### WORK TO DO
Which lines below hold the word "Margaret"? Report each one.

────

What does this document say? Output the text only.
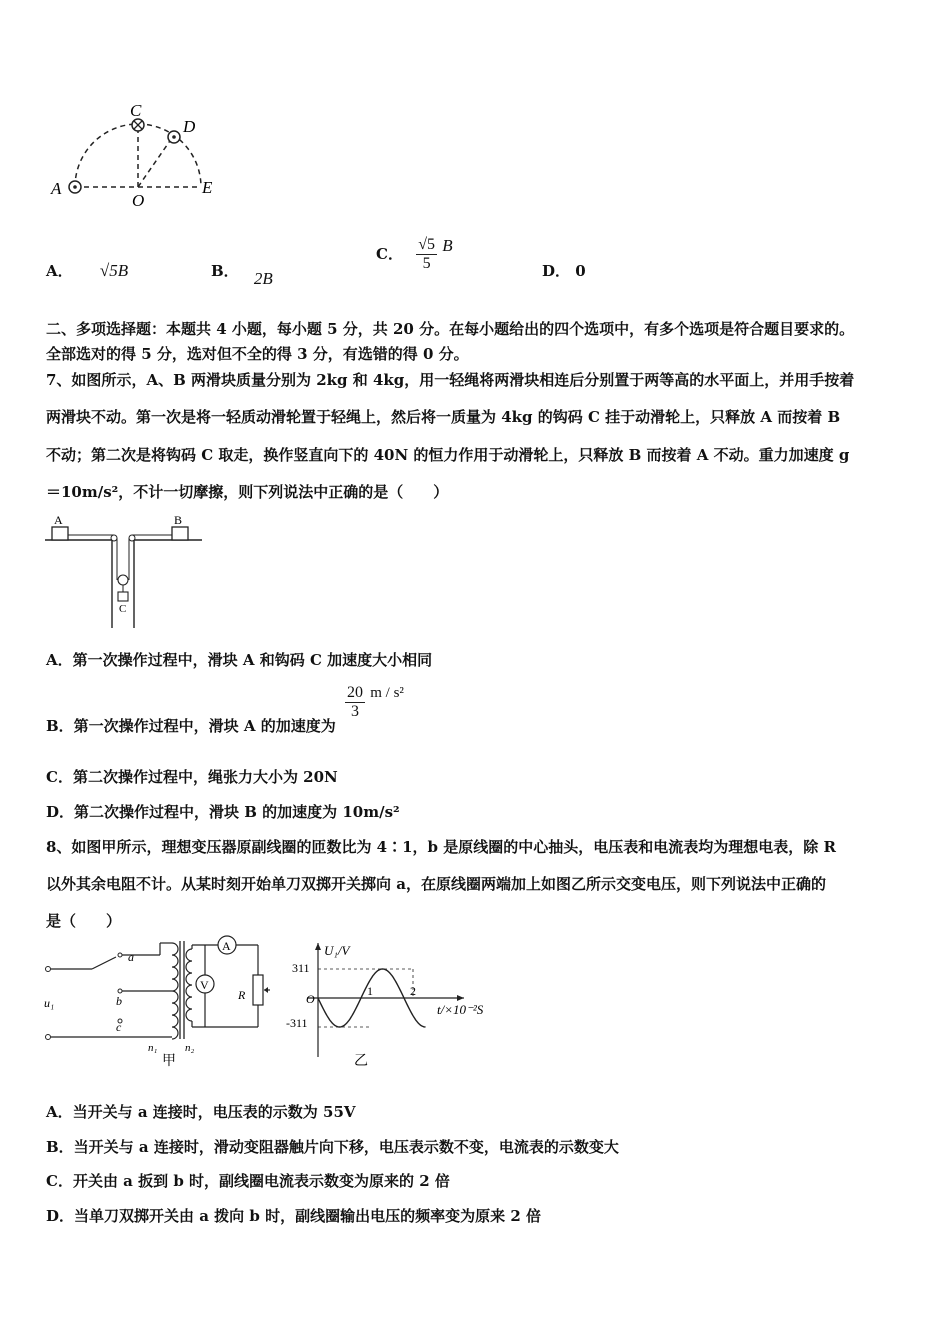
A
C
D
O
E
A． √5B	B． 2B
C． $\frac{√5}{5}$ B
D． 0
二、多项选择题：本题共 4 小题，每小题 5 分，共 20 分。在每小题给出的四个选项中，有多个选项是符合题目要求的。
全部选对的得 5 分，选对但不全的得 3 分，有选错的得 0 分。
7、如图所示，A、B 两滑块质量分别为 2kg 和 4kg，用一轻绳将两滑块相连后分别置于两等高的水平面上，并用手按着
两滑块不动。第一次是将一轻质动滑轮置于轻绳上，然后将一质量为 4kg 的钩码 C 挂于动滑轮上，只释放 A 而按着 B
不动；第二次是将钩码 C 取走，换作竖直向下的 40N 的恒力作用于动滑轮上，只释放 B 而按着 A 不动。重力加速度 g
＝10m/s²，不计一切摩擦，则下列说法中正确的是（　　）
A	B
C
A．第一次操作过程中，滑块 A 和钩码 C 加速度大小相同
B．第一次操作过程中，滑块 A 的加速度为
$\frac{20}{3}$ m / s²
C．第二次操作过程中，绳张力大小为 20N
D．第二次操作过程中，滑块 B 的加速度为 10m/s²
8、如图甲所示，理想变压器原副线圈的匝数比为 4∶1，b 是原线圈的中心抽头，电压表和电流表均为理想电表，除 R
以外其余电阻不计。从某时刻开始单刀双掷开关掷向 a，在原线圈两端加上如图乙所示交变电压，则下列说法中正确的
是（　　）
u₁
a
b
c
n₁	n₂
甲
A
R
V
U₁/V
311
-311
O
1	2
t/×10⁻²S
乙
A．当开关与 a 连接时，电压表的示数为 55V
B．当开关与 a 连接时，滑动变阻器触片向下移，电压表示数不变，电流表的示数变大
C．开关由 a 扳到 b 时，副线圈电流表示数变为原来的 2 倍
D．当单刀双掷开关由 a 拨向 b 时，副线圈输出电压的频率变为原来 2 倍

────

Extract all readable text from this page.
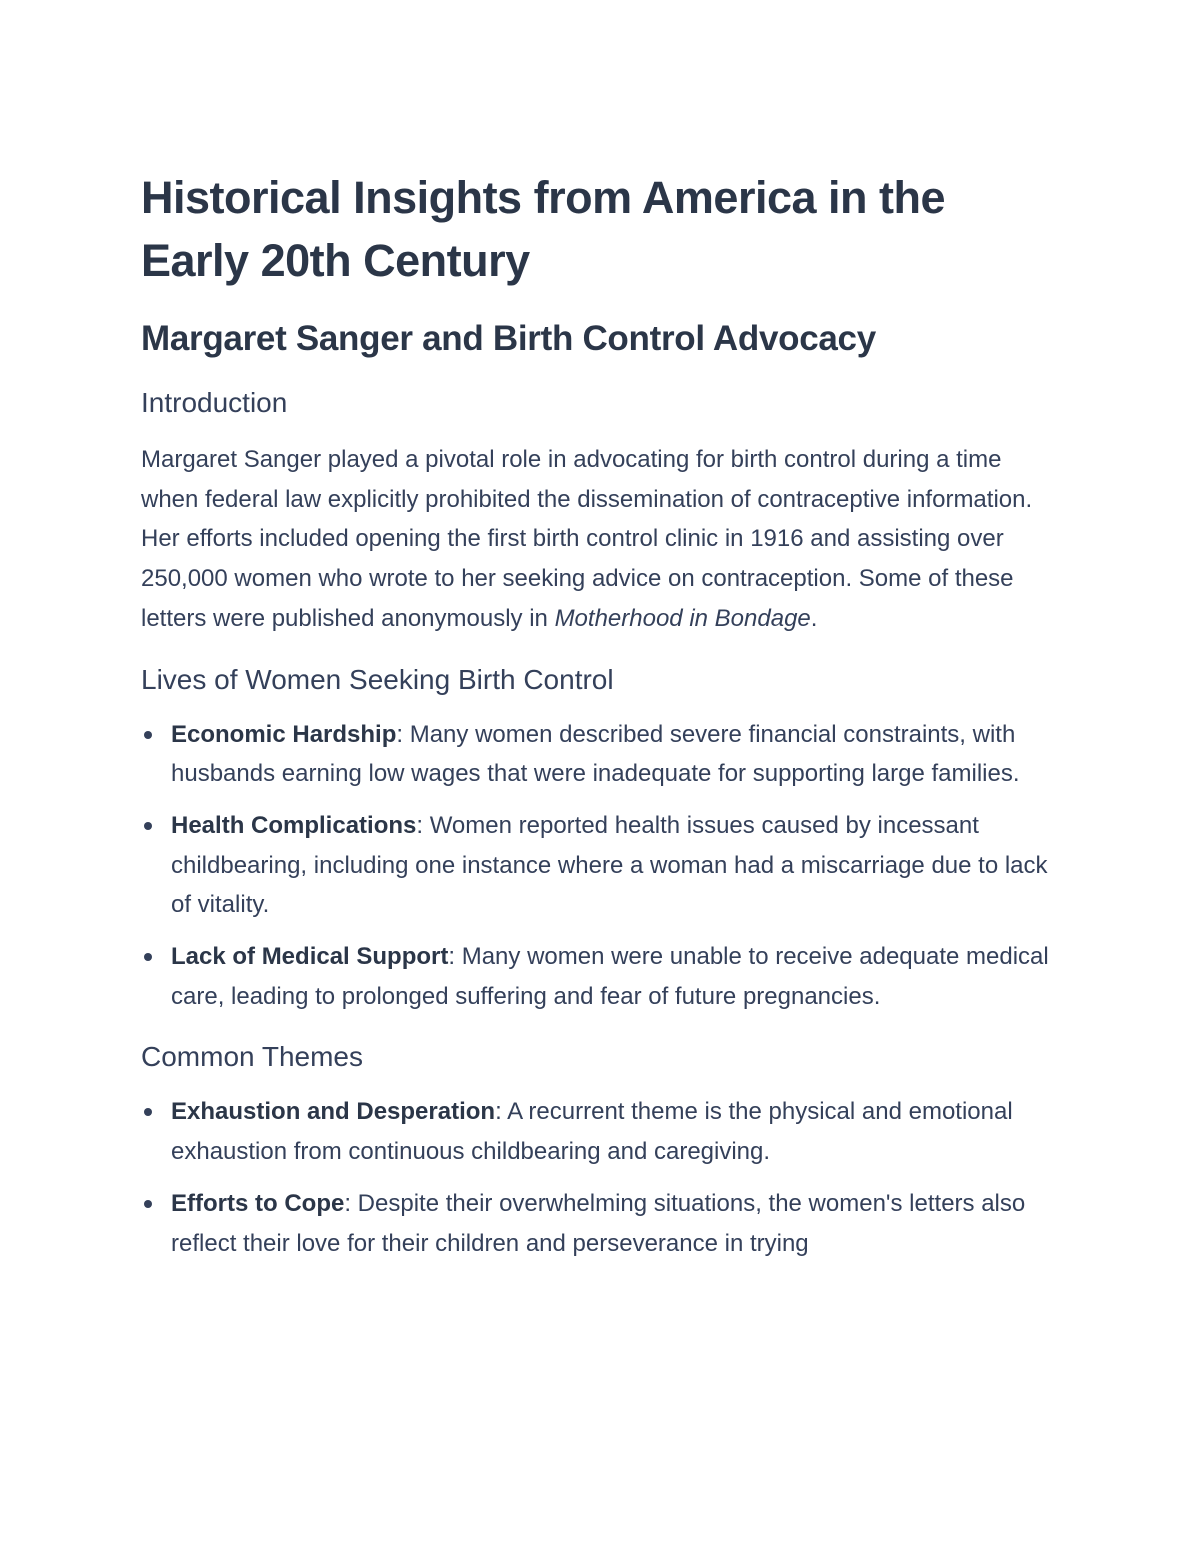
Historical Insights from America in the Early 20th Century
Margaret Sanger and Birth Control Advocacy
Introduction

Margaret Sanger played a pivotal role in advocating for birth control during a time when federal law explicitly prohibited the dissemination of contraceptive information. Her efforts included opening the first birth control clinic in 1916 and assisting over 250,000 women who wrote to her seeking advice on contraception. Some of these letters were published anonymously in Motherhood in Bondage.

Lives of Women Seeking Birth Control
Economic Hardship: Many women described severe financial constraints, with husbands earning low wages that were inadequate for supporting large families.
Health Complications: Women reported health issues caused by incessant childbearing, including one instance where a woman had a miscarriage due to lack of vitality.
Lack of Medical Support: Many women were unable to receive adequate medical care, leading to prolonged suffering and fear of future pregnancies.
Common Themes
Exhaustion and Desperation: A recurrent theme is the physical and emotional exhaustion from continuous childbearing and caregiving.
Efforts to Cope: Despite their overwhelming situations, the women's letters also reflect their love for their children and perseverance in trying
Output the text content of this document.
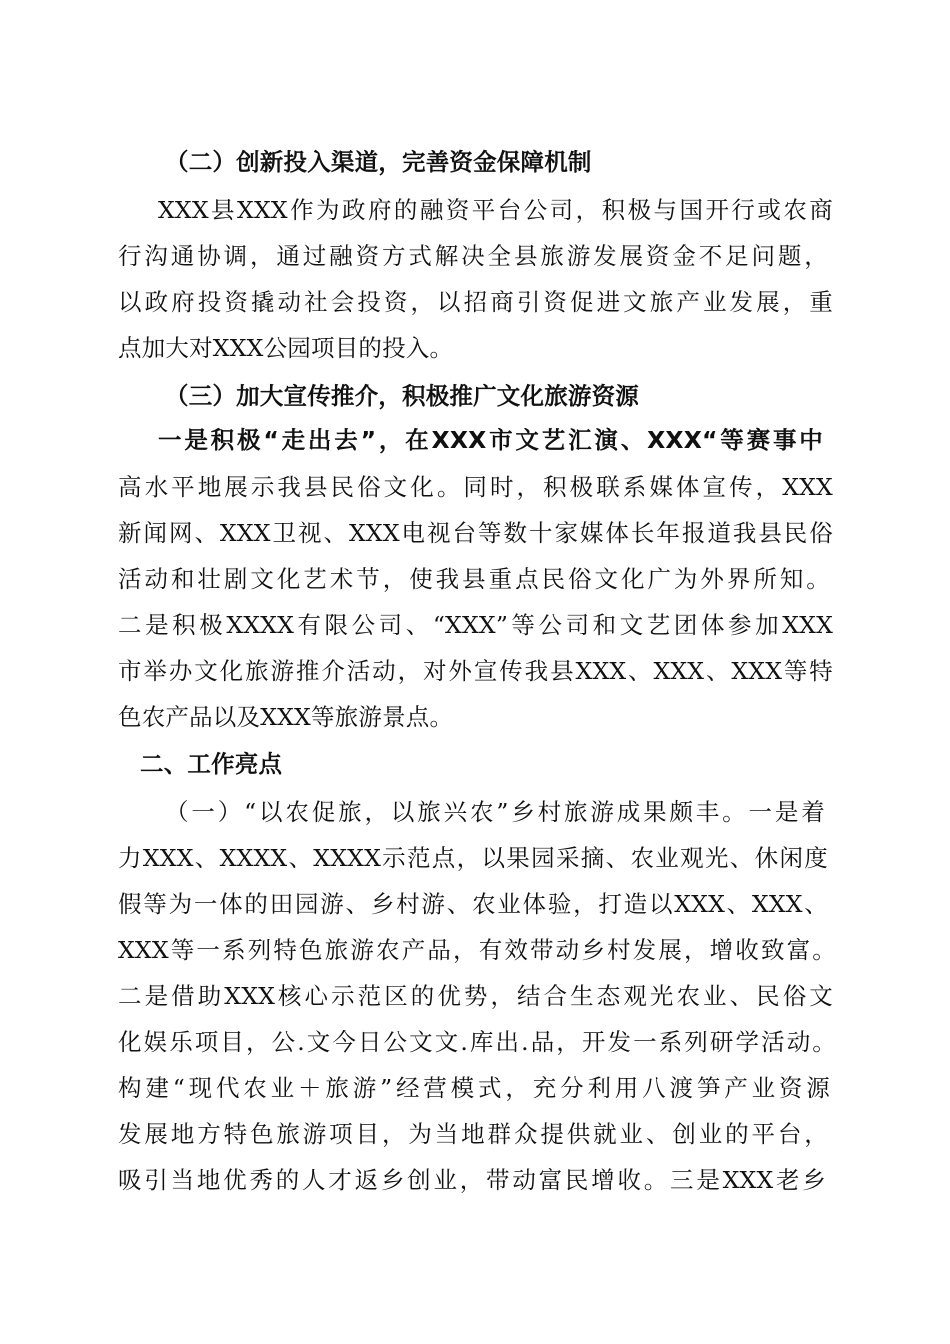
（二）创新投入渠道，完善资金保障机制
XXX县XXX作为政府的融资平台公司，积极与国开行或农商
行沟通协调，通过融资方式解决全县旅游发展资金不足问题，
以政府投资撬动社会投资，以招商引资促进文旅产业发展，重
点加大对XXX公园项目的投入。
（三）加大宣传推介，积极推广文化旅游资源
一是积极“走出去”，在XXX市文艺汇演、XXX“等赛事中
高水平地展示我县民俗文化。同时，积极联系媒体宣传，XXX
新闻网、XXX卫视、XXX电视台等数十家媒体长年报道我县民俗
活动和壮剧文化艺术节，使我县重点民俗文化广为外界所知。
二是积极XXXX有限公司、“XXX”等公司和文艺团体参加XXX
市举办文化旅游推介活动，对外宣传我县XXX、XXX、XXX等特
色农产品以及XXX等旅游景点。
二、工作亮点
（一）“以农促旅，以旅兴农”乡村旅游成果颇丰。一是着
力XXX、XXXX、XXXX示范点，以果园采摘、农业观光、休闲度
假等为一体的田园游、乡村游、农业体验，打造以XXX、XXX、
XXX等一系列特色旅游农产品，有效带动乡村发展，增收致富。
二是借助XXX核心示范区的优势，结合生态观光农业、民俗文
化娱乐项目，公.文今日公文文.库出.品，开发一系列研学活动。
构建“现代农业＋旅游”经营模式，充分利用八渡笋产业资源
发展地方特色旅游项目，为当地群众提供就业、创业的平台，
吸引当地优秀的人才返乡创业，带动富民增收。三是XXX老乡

────

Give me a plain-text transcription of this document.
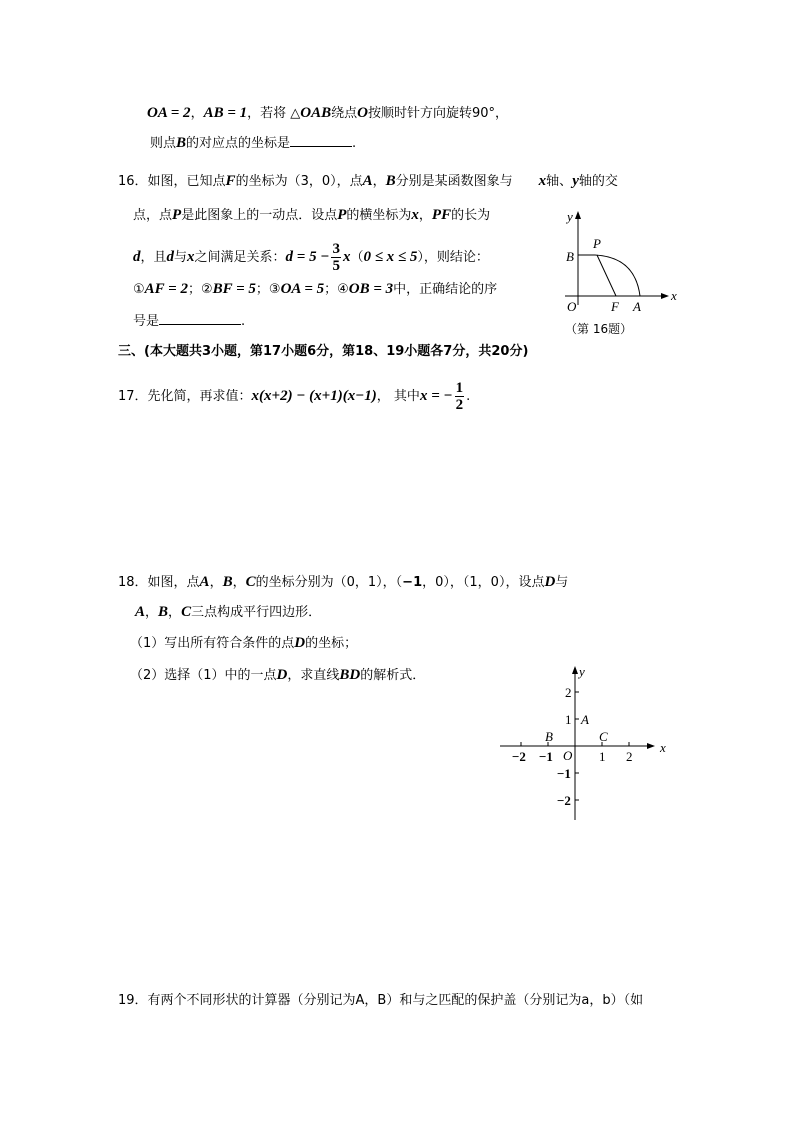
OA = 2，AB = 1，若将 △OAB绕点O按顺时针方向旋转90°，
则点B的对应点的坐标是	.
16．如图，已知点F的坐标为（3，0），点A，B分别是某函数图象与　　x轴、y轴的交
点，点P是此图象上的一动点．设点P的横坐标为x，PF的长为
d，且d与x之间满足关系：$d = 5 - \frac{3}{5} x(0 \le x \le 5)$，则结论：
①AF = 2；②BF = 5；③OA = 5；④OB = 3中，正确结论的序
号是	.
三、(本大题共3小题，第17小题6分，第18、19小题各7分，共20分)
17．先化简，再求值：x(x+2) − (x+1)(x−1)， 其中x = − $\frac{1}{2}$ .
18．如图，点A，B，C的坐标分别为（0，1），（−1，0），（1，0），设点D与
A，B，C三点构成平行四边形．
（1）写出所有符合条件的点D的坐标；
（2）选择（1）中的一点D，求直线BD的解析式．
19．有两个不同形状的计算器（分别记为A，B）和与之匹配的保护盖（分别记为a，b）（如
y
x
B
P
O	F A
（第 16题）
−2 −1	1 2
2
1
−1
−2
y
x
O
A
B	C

────

### TASK OUTPUT
Margaret Sanger and Birth Control Advocacy
Margaret Sanger played a pivotal role in advocating for birth control during a time when federal law explicitly prohibited the dissemination of contraceptive information. Her efforts included opening the first birth control clinic in 1916 and assisting over 250,000 women who wrote to her seeking advice on contraception. Some of these letters were published anonymously in Motherhood in Bondage.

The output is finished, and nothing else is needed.